Goal of the exercise: Please copy the data below word for word, from its first line through the line containing "- quant-value: 2.14: [279, 578, 293, 585]", both included.

Stored rows:
---------------
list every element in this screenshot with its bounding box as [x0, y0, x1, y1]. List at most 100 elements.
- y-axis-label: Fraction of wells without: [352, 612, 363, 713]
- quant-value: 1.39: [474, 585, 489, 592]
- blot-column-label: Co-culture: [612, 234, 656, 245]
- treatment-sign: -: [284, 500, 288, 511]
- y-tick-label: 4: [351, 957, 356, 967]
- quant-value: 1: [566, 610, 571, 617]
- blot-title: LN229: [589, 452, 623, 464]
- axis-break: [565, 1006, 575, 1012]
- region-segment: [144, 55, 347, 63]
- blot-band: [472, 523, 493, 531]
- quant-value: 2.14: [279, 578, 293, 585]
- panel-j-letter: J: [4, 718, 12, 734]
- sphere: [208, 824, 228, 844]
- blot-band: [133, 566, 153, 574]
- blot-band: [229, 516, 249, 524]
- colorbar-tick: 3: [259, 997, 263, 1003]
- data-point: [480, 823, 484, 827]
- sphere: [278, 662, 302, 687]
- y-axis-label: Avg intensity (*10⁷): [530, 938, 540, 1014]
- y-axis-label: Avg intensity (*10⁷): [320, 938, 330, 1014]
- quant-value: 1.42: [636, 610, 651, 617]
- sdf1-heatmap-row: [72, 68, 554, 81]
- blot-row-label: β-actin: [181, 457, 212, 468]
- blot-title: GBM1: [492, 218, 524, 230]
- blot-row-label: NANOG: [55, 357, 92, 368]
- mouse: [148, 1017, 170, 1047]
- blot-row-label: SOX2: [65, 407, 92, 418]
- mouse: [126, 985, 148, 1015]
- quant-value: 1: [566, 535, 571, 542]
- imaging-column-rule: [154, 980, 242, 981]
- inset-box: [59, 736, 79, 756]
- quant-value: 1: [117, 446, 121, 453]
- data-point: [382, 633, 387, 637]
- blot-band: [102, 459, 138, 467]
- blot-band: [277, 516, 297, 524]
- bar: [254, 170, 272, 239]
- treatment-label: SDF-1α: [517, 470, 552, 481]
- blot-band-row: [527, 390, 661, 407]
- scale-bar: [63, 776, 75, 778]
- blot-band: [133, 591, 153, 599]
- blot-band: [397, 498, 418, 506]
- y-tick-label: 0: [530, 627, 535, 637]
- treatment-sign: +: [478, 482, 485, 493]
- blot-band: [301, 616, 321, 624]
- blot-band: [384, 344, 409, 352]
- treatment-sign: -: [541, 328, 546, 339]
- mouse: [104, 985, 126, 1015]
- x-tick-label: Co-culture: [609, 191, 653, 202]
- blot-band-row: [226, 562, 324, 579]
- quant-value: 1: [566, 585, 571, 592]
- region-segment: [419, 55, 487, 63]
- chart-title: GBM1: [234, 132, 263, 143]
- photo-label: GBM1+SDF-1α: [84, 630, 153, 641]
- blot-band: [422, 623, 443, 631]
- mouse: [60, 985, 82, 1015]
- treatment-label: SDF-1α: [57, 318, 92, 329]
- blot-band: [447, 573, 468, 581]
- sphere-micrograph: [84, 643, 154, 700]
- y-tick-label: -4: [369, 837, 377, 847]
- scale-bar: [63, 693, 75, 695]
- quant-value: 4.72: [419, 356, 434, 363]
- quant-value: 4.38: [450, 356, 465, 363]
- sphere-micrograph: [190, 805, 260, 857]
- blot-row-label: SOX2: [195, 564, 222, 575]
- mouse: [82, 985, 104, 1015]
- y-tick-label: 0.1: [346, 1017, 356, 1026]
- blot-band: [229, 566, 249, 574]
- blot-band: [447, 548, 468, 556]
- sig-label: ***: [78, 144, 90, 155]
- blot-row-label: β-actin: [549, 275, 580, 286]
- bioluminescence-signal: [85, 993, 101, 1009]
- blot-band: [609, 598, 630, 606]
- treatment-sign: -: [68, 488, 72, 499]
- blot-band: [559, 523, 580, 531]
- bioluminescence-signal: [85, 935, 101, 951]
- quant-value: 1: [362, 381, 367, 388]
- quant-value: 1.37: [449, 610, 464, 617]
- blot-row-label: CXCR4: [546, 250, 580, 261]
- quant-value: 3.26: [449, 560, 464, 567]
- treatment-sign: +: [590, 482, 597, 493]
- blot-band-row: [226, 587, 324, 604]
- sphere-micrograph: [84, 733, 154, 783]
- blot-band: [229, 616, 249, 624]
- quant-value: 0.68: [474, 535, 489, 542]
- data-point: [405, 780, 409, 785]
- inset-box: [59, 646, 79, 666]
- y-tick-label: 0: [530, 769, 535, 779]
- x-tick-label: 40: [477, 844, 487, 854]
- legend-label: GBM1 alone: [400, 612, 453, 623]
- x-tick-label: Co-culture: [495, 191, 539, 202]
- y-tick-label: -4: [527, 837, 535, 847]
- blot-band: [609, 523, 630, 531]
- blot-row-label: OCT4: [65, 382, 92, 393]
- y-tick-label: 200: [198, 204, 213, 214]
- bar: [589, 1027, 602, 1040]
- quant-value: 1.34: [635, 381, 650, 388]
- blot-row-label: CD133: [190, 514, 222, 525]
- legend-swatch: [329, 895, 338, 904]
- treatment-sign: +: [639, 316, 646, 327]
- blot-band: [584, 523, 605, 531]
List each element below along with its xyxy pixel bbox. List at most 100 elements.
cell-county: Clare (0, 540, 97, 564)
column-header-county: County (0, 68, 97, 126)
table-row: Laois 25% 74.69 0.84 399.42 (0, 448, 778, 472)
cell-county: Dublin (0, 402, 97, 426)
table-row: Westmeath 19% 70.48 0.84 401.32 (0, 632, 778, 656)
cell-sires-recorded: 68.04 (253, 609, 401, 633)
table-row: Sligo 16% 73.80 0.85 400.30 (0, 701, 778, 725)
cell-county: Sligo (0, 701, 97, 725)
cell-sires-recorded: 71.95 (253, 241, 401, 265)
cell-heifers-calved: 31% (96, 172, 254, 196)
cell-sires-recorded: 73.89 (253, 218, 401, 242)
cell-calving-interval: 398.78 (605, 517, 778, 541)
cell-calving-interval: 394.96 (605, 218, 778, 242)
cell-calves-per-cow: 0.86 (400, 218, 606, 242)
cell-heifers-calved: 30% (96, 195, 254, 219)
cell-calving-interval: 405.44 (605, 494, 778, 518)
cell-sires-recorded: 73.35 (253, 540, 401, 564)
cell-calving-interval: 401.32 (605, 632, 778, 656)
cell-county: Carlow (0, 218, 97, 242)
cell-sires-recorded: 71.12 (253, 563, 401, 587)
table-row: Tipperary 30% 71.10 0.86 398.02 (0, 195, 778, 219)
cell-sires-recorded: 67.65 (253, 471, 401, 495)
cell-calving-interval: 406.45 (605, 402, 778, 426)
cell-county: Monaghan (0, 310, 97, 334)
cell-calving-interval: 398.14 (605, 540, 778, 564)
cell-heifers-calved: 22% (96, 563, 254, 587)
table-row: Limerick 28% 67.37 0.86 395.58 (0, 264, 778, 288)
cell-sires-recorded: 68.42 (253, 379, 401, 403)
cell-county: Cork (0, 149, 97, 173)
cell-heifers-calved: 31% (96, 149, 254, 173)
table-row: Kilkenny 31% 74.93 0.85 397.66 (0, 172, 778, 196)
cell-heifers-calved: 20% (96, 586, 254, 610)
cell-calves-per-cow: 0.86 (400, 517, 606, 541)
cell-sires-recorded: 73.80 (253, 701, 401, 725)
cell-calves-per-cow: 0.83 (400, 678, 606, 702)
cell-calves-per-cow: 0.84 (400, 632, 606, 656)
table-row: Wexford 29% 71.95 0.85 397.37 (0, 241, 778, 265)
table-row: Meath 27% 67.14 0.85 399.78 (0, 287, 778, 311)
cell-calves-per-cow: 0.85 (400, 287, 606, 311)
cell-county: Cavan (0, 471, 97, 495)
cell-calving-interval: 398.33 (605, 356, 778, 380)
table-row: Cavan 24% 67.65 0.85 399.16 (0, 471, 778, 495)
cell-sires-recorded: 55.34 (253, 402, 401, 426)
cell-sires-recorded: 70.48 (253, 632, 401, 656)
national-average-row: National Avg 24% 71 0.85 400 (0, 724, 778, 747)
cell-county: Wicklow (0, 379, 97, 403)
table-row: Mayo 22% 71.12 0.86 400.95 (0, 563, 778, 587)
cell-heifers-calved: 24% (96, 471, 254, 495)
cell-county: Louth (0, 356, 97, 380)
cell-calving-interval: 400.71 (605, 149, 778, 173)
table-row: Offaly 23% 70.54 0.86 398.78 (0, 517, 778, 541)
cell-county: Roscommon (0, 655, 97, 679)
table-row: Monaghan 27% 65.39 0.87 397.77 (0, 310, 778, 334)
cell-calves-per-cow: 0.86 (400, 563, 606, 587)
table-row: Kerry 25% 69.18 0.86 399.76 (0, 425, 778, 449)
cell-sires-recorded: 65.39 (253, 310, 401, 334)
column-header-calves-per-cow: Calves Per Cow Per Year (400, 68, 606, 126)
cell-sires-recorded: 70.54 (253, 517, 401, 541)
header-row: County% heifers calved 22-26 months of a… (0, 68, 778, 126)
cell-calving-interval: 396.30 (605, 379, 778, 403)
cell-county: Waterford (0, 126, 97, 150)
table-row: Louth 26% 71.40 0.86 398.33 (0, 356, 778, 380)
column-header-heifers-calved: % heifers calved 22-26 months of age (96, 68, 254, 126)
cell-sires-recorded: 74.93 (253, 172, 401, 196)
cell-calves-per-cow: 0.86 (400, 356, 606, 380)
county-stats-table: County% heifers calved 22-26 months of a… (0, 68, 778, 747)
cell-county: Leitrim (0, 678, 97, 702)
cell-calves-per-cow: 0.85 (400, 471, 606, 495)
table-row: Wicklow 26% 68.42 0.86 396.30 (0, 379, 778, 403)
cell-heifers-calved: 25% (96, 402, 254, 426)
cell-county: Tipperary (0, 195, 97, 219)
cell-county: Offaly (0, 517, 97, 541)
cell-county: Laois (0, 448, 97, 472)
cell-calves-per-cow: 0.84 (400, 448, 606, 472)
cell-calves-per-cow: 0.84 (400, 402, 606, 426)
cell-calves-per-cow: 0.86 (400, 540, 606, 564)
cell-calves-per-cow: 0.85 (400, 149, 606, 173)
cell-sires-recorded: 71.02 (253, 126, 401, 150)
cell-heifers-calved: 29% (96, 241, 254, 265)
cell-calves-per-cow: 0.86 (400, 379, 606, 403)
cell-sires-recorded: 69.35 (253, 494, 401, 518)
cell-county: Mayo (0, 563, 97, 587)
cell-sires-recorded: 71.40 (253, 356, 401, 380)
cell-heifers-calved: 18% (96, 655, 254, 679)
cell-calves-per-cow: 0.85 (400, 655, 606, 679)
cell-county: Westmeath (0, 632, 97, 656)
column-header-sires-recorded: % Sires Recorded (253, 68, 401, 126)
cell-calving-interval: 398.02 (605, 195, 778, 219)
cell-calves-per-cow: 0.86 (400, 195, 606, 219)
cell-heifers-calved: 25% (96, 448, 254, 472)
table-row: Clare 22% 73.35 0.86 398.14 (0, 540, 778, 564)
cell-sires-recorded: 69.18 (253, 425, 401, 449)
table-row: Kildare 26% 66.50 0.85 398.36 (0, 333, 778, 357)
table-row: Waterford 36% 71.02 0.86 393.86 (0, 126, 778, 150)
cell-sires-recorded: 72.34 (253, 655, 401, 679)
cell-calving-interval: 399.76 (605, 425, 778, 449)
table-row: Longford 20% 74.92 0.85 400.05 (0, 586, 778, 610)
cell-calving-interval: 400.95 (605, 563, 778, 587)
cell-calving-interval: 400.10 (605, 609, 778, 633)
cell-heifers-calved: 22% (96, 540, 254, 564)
---------------
Result of this task:
list every element in this screenshot with its bounding box as [x0, y0, x1, y1]. List at most 100 elements.
- y-axis-label: Fraction of wells without: [352, 612, 363, 713]
- quant-value: 1.39: [474, 585, 489, 592]
- blot-column-label: Co-culture: [612, 234, 656, 245]
- treatment-sign: -: [284, 500, 288, 511]
- y-tick-label: 4: [351, 957, 356, 967]
- quant-value: 1: [566, 610, 571, 617]
- blot-title: LN229: [589, 452, 623, 464]
- axis-break: [565, 1006, 575, 1012]
- region-segment: [144, 55, 347, 63]
- blot-band: [472, 523, 493, 531]
- quant-value: 2.14: [279, 578, 293, 585]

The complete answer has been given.